■ Do this ■
Return only the number of lines holding the word "قياسا".

■ Exercise data ■
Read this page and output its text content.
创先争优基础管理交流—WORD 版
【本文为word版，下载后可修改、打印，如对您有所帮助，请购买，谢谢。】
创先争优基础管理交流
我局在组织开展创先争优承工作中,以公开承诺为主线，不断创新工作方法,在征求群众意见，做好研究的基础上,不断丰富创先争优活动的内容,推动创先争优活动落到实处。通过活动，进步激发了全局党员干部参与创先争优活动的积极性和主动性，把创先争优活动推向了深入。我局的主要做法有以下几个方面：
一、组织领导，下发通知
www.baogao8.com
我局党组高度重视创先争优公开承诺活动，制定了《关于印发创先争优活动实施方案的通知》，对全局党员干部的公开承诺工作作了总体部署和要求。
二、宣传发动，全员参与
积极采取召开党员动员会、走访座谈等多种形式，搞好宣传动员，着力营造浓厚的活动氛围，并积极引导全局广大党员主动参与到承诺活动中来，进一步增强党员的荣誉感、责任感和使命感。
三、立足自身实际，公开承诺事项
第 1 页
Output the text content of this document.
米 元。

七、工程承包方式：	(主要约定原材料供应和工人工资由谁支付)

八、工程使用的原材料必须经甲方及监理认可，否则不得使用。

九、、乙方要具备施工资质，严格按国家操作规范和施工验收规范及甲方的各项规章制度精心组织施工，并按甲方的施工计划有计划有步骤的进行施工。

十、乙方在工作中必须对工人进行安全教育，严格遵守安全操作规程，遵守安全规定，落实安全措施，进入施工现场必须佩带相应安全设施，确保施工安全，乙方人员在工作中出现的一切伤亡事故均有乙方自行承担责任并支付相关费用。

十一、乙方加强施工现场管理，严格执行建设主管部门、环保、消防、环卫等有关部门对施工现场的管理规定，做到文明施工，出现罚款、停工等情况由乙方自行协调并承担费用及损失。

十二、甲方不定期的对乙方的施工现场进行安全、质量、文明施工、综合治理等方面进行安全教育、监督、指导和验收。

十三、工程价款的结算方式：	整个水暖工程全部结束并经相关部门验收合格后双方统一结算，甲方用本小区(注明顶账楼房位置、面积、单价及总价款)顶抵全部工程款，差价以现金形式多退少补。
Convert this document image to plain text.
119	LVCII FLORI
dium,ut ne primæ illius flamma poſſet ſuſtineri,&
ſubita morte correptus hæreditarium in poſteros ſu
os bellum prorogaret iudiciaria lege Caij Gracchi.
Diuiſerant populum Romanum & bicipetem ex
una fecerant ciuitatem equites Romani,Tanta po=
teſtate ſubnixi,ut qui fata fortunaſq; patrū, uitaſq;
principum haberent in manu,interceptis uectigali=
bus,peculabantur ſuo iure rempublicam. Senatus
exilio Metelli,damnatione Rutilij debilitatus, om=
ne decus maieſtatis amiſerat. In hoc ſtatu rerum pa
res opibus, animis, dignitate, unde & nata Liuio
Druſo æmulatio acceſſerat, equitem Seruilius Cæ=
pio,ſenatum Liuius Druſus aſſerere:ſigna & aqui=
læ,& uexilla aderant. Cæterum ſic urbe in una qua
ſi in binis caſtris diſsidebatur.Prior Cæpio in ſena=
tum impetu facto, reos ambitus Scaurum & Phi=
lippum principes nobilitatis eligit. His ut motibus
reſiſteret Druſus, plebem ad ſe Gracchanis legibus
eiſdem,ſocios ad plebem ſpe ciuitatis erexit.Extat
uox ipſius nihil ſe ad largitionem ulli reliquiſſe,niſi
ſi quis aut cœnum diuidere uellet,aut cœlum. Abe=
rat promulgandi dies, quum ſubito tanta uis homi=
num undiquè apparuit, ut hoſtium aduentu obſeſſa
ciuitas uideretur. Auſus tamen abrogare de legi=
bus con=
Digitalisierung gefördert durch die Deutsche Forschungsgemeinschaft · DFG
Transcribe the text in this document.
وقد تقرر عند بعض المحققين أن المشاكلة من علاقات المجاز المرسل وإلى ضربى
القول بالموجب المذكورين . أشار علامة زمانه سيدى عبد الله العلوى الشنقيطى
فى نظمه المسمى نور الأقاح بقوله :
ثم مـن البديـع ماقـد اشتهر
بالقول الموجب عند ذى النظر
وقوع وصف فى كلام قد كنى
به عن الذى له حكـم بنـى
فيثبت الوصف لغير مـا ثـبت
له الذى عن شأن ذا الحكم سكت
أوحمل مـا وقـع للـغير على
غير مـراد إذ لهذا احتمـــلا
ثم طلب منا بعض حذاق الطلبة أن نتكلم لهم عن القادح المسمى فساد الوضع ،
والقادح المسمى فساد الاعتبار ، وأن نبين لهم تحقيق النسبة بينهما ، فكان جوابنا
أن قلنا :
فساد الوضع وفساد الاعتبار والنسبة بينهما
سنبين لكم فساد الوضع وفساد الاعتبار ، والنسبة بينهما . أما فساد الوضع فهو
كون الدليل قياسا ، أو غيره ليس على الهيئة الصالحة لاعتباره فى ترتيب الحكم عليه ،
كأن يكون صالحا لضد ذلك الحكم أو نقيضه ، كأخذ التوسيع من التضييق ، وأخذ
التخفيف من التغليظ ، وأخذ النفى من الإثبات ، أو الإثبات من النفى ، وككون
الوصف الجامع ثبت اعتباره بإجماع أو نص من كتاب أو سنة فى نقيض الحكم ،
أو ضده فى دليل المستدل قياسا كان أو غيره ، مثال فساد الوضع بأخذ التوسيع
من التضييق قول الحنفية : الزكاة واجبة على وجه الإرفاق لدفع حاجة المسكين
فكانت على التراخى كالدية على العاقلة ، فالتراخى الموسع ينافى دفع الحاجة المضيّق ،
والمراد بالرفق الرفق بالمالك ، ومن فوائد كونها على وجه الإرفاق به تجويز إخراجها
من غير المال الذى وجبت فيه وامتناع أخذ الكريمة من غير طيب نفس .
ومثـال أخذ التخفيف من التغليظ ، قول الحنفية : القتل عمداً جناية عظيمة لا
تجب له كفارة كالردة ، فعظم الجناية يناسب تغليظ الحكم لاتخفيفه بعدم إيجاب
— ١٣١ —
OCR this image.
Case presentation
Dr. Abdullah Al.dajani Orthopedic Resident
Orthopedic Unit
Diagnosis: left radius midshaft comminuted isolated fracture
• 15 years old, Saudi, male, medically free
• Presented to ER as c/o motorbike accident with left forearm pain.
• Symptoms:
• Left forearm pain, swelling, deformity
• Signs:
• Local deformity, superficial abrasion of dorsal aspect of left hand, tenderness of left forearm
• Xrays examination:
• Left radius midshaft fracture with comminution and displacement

■ Complete output ■
2